▶ **EXERCISE AIM**
Print all records exactly, leaving nothing out.

▶ **THE RECORDS**
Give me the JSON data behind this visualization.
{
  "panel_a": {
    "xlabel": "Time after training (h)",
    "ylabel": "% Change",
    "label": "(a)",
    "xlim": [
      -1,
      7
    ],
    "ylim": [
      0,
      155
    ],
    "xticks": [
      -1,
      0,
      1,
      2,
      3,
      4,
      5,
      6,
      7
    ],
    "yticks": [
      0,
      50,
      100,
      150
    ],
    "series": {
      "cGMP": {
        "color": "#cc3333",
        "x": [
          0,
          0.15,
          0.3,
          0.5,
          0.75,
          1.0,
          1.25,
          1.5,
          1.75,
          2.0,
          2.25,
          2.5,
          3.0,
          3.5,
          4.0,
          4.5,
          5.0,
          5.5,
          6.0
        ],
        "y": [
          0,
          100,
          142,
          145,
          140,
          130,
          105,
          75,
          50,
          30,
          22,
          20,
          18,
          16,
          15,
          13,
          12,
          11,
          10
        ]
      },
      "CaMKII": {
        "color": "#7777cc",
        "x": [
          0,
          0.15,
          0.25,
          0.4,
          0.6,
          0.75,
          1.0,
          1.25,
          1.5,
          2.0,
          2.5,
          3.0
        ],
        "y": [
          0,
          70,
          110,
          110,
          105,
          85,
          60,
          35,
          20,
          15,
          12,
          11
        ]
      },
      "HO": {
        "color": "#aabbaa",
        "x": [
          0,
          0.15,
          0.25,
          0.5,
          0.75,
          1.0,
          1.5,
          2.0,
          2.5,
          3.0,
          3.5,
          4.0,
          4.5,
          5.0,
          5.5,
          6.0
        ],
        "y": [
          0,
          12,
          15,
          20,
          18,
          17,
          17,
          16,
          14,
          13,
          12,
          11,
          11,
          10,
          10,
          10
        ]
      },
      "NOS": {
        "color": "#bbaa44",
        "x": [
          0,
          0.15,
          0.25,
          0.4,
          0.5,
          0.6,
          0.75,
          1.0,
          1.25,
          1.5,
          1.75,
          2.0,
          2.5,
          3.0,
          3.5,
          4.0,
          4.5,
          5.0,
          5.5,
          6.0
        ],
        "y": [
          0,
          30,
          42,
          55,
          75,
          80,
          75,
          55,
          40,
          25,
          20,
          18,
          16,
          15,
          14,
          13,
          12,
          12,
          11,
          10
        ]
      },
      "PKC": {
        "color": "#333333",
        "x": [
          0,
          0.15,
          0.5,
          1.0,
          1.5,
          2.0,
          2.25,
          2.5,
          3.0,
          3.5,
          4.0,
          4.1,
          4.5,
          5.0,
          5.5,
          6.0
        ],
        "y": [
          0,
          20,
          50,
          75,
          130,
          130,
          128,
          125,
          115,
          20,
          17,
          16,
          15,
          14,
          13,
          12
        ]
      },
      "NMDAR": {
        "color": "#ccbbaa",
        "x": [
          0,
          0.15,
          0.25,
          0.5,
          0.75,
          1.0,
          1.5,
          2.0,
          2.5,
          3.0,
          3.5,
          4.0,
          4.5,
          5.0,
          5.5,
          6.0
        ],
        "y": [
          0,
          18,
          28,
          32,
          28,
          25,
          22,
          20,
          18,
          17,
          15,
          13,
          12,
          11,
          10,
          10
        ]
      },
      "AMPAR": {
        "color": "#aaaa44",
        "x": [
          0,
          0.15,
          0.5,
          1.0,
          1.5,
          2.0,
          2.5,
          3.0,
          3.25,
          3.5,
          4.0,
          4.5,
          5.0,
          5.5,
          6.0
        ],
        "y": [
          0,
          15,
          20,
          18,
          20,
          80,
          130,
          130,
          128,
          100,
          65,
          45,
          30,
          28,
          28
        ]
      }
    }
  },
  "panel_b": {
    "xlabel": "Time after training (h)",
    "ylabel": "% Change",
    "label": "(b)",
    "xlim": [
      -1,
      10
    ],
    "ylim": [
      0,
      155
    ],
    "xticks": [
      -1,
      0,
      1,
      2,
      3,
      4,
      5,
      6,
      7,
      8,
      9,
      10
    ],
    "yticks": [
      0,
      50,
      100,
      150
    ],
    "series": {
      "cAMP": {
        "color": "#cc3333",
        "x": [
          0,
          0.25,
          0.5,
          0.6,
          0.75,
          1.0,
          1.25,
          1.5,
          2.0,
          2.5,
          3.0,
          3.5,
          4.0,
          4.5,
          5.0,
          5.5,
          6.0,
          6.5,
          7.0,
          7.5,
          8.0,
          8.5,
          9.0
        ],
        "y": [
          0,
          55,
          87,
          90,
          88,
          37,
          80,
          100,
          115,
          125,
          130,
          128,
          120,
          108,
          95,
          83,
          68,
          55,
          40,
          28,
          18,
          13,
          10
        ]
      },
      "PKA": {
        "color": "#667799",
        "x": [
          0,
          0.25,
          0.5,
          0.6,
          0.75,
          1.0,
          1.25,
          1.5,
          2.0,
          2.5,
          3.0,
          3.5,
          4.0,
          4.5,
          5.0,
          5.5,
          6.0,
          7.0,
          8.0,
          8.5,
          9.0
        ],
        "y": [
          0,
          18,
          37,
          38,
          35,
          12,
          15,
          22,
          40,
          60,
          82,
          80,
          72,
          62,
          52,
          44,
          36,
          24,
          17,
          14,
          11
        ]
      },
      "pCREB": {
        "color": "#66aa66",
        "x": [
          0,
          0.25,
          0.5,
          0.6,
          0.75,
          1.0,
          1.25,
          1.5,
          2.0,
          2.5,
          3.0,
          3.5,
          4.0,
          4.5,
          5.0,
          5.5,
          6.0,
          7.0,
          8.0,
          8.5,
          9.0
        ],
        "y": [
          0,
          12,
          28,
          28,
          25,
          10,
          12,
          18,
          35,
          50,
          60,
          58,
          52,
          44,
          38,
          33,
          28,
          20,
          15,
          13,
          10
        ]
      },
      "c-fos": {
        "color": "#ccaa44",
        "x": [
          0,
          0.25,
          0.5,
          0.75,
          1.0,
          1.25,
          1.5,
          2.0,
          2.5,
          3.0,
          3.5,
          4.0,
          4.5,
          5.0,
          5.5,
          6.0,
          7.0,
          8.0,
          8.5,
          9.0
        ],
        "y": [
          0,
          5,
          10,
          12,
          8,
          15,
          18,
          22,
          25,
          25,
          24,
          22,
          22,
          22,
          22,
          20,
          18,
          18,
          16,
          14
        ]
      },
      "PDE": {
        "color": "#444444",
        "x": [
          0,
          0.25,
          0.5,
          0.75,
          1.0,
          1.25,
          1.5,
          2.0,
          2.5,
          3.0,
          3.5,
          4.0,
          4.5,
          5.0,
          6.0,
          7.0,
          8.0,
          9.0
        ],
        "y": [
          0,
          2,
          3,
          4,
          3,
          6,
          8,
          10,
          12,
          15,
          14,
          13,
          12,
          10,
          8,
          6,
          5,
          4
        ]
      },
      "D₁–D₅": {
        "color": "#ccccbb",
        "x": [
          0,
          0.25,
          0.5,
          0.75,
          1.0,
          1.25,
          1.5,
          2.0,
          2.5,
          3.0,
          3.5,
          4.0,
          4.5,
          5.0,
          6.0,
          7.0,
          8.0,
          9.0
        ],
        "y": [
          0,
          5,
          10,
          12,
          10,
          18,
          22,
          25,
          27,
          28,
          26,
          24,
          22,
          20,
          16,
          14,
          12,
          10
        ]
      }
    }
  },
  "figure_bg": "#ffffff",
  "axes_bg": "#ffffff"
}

▶ **SOLVED EXERCISE**
Give me the JSON data behind this visualization.
{
  "panel_a": {
    "xlabel": "Time after training (h)",
    "ylabel": "% Change",
    "label": "(a)",
    "xlim": [
      -1,
      7
    ],
    "ylim": [
      0,
      155
    ],
    "xticks": [
      -1,
      0,
      1,
      2,
      3,
      4,
      5,
      6,
      7
    ],
    "yticks": [
      0,
      50,
      100,
      150
    ],
    "series": {
      "cGMP": {
        "color": "#cc3333",
        "x": [
          0,
          0.15,
          0.3,
          0.5,
          0.75,
          1.0,
          1.25,
          1.5,
          1.75,
          2.0,
          2.25,
          2.5,
          3.0,
          3.5,
          4.0,
          4.5,
          5.0,
          5.5,
          6.0
        ],
        "y": [
          0,
          100,
          142,
          145,
          140,
          130,
          105,
          75,
          50,
          30,
          22,
          20,
          18,
          16,
          15,
          13,
          12,
          11,
          10
        ]
      },
      "CaMKII": {
        "color": "#7777cc",
        "x": [
          0,
          0.15,
          0.25,
          0.4,
          0.6,
          0.75,
          1.0,
          1.25,
          1.5,
          2.0,
          2.5,
          3.0
        ],
        "y": [
          0,
          70,
          110,
          110,
          105,
          85,
          60,
          35,
          20,
          15,
          12,
          11
        ]
      },
      "HO": {
        "color": "#aabbaa",
        "x": [
          0,
          0.15,
          0.25,
          0.5,
          0.75,
          1.0,
          1.5,
          2.0,
          2.5,
          3.0,
          3.5,
          4.0,
          4.5,
          5.0,
          5.5,
          6.0
        ],
        "y": [
          0,
          12,
          15,
          20,
          18,
          17,
          17,
          16,
          14,
          13,
          12,
          11,
          11,
          10,
          10,
          10
        ]
      },
      "NOS": {
        "color": "#bbaa44",
        "x": [
          0,
          0.15,
          0.25,
          0.4,
          0.5,
          0.6,
          0.75,
          1.0,
          1.25,
          1.5,
          1.75,
          2.0,
          2.5,
          3.0,
          3.5,
          4.0,
          4.5,
          5.0,
          5.5,
          6.0
        ],
        "y": [
          0,
          30,
          42,
          55,
          75,
          80,
          75,
          55,
          40,
          25,
          20,
          18,
          16,
          15,
          14,
          13,
          12,
          12,
          11,
          10
        ]
      },
      "PKC": {
        "color": "#333333",
        "x": [
          0,
          0.15,
          0.5,
          1.0,
          1.5,
          2.0,
          2.25,
          2.5,
          3.0,
          3.5,
          4.0,
          4.1,
          4.5,
          5.0,
          5.5,
          6.0
        ],
        "y": [
          0,
          20,
          50,
          75,
          130,
          130,
          128,
          125,
          115,
          20,
          17,
          16,
          15,
          14,
          13,
          12
        ]
      },
      "NMDAR": {
        "color": "#ccbbaa",
        "x": [
          0,
          0.15,
          0.25,
          0.5,
          0.75,
          1.0,
          1.5,
          2.0,
          2.5,
          3.0,
          3.5,
          4.0,
          4.5,
          5.0,
          5.5,
          6.0
        ],
        "y": [
          0,
          18,
          28,
          32,
          28,
          25,
          22,
          20,
          18,
          17,
          15,
          13,
          12,
          11,
          10,
          10
        ]
      },
      "AMPAR": {
        "color": "#aaaa44",
        "x": [
          0,
          0.15,
          0.5,
          1.0,
          1.5,
          2.0,
          2.5,
          3.0,
          3.25,
          3.5,
          4.0,
          4.5,
          5.0,
          5.5,
          6.0
        ],
        "y": [
          0,
          15,
          20,
          18,
          20,
          80,
          130,
          130,
          128,
          100,
          65,
          45,
          30,
          28,
          28
        ]
      }
    }
  },
  "panel_b": {
    "xlabel": "Time after training (h)",
    "ylabel": "% Change",
    "label": "(b)",
    "xlim": [
      -1,
      10
    ],
    "ylim": [
      0,
      155
    ],
    "xticks": [
      -1,
      0,
      1,
      2,
      3,
      4,
      5,
      6,
      7,
      8,
      9,
      10
    ],
    "yticks": [
      0,
      50,
      100,
      150
    ],
    "series": {
      "cAMP": {
        "color": "#cc3333",
        "x": [
          0,
          0.25,
          0.5,
          0.6,
          0.75,
          1.0,
          1.25,
          1.5,
          2.0,
          2.5,
          3.0,
          3.5,
          4.0,
          4.5,
          5.0,
          5.5,
          6.0,
          6.5,
          7.0,
          7.5,
          8.0,
          8.5,
          9.0
        ],
        "y": [
          0,
          55,
          87,
          90,
          88,
          37,
          80,
          100,
          115,
          125,
          130,
          128,
          120,
          108,
          95,
          83,
          68,
          55,
          40,
          28,
          18,
          13,
          10
        ]
      },
      "PKA": {
        "color": "#667799",
        "x": [
          0,
          0.25,
          0.5,
          0.6,
          0.75,
          1.0,
          1.25,
          1.5,
          2.0,
          2.5,
          3.0,
          3.5,
          4.0,
          4.5,
          5.0,
          5.5,
          6.0,
          7.0,
          8.0,
          8.5,
          9.0
        ],
        "y": [
          0,
          18,
          37,
          38,
          35,
          12,
          15,
          22,
          40,
          60,
          82,
          80,
          72,
          62,
          52,
          44,
          36,
          24,
          17,
          14,
          11
        ]
      },
      "pCREB": {
        "color": "#66aa66",
        "x": [
          0,
          0.25,
          0.5,
          0.6,
          0.75,
          1.0,
          1.25,
          1.5,
          2.0,
          2.5,
          3.0,
          3.5,
          4.0,
          4.5,
          5.0,
          5.5,
          6.0,
          7.0,
          8.0,
          8.5,
          9.0
        ],
        "y": [
          0,
          12,
          28,
          28,
          25,
          10,
          12,
          18,
          35,
          50,
          60,
          58,
          52,
          44,
          38,
          33,
          28,
          20,
          15,
          13,
          10
        ]
      },
      "c-fos": {
        "color": "#ccaa44",
        "x": [
          0,
          0.25,
          0.5,
          0.75,
          1.0,
          1.25,
          1.5,
          2.0,
          2.5,
          3.0,
          3.5,
          4.0,
          4.5,
          5.0,
          5.5,
          6.0,
          7.0,
          8.0,
          8.5,
          9.0
        ],
        "y": [
          0,
          5,
          10,
          12,
          8,
          15,
          18,
          22,
          25,
          25,
          24,
          22,
          22,
          22,
          22,
          20,
          18,
          18,
          16,
          14
        ]
      },
      "PDE": {
        "color": "#444444",
        "x": [
          0,
          0.25,
          0.5,
          0.75,
          1.0,
          1.25,
          1.5,
          2.0,
          2.5,
          3.0,
          3.5,
          4.0,
          4.5,
          5.0,
          6.0,
          7.0,
          8.0,
          9.0
        ],
        "y": [
          0,
          2,
          3,
          4,
          3,
          6,
          8,
          10,
          12,
          15,
          14,
          13,
          12,
          10,
          8,
          6,
          5,
          4
        ]
      },
      "D₁–D₅": {
        "color": "#ccccbb",
        "x": [
          0,
          0.25,
          0.5,
          0.75,
          1.0,
          1.25,
          1.5,
          2.0,
          2.5,
          3.0,
          3.5,
          4.0,
          4.5,
          5.0,
          6.0,
          7.0,
          8.0,
          9.0
        ],
        "y": [
          0,
          5,
          10,
          12,
          10,
          18,
          22,
          25,
          27,
          28,
          26,
          24,
          22,
          20,
          16,
          14,
          12,
          10
        ]
      }
    }
  },
  "figure_bg": "#ffffff",
  "axes_bg": "#ffffff"
}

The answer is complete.